TASK DESCRIPTION: Locate the string "gongdian" in the records below. Copy every line where it occurs.

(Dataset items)

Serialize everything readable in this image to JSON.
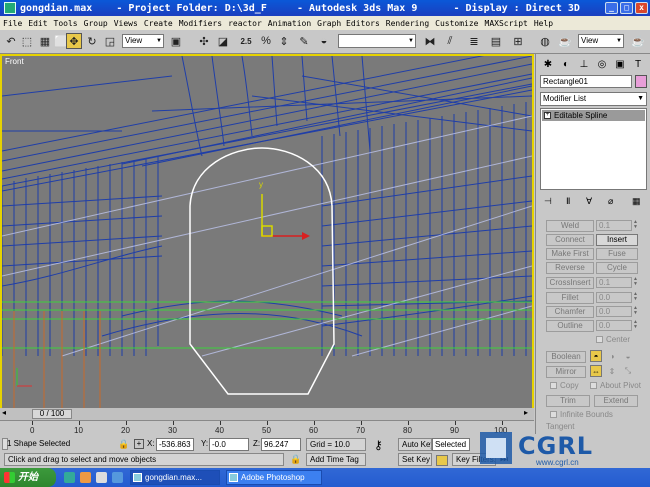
{
  "window": {
    "title": "gongdian.max    - Project Folder: D:\\3d_F     - Autodesk 3ds Max 9      - Display : Direct 3D"
  },
  "menu": [
    "File",
    "Edit",
    "Tools",
    "Group",
    "Views",
    "Create",
    "Modifiers",
    "reactor",
    "Animation",
    "Graph Editors",
    "Rendering",
    "Customize",
    "MAXScript",
    "Help"
  ],
  "toolbar": {
    "view_dropdown": "View",
    "view_dropdown_right": "View",
    "snap_angle": "2.5",
    "percent_snap": "%",
    "named_selection": ""
  },
  "viewport": {
    "label": "Front",
    "gizmo_y": "y"
  },
  "command_panel": {
    "object_name": "Rectangle01",
    "modifier_list": "Modifier List",
    "stack_item": "Editable Spline",
    "rollout": {
      "weld_label": "Weld",
      "weld_value": "0.1",
      "connect_label": "Connect",
      "insert_label": "Insert",
      "make_first_label": "Make First",
      "fuse_label": "Fuse",
      "reverse_label": "Reverse",
      "cycle_label": "Cycle",
      "crossinsert_label": "CrossInsert",
      "crossinsert_value": "0.1",
      "fillet_label": "Fillet",
      "fillet_value": "0.0",
      "chamfer_label": "Chamfer",
      "chamfer_value": "0.0",
      "outline_label": "Outline",
      "outline_value": "0.0",
      "center_label": "Center",
      "boolean_label": "Boolean",
      "mirror_label": "Mirror",
      "copy_label": "Copy",
      "about_pivot_label": "About Pivot",
      "trim_label": "Trim",
      "extend_label": "Extend",
      "infinite_bounds_label": "Infinite Bounds",
      "tangent_label": "Tangent"
    }
  },
  "timeline": {
    "slider": "0 / 100",
    "ticks": [
      "0",
      "10",
      "20",
      "30",
      "40",
      "50",
      "60",
      "70",
      "80",
      "90",
      "100"
    ]
  },
  "status": {
    "selection": "1 Shape Selected",
    "prompt": "Click and drag to select and move objects",
    "x_label": "X:",
    "x_value": "-536.863",
    "y_label": "Y:",
    "y_value": "-0.0",
    "z_label": "Z:",
    "z_value": "96.247",
    "grid": "Grid = 10.0",
    "add_time_tag": "Add Time Tag",
    "auto_key": "Auto Key",
    "auto_key_mode": "Selected",
    "set_key": "Set Key",
    "key_filters": "Key Filters..."
  },
  "taskbar": {
    "start": "开始",
    "tasks": [
      "gongdian.max...",
      "Adobe Photoshop"
    ]
  },
  "watermark": {
    "brand": "CGRL",
    "url": "www.cgrl.cn"
  },
  "colors": {
    "wireframe_blue": "#1f3ea8",
    "spline_white": "#ffffff",
    "viewport_bg": "#7a7a7a",
    "active_border": "#e6d200",
    "grid_green": "#3cd23c",
    "orange_lines": "#c86a2a"
  }
}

RESPONSE:
    "title": "gongdian.max    - Project Folder: D:\\3d_F     - Autodesk 3ds Max 9      - Display : Direct 3D"
      "gongdian.max...",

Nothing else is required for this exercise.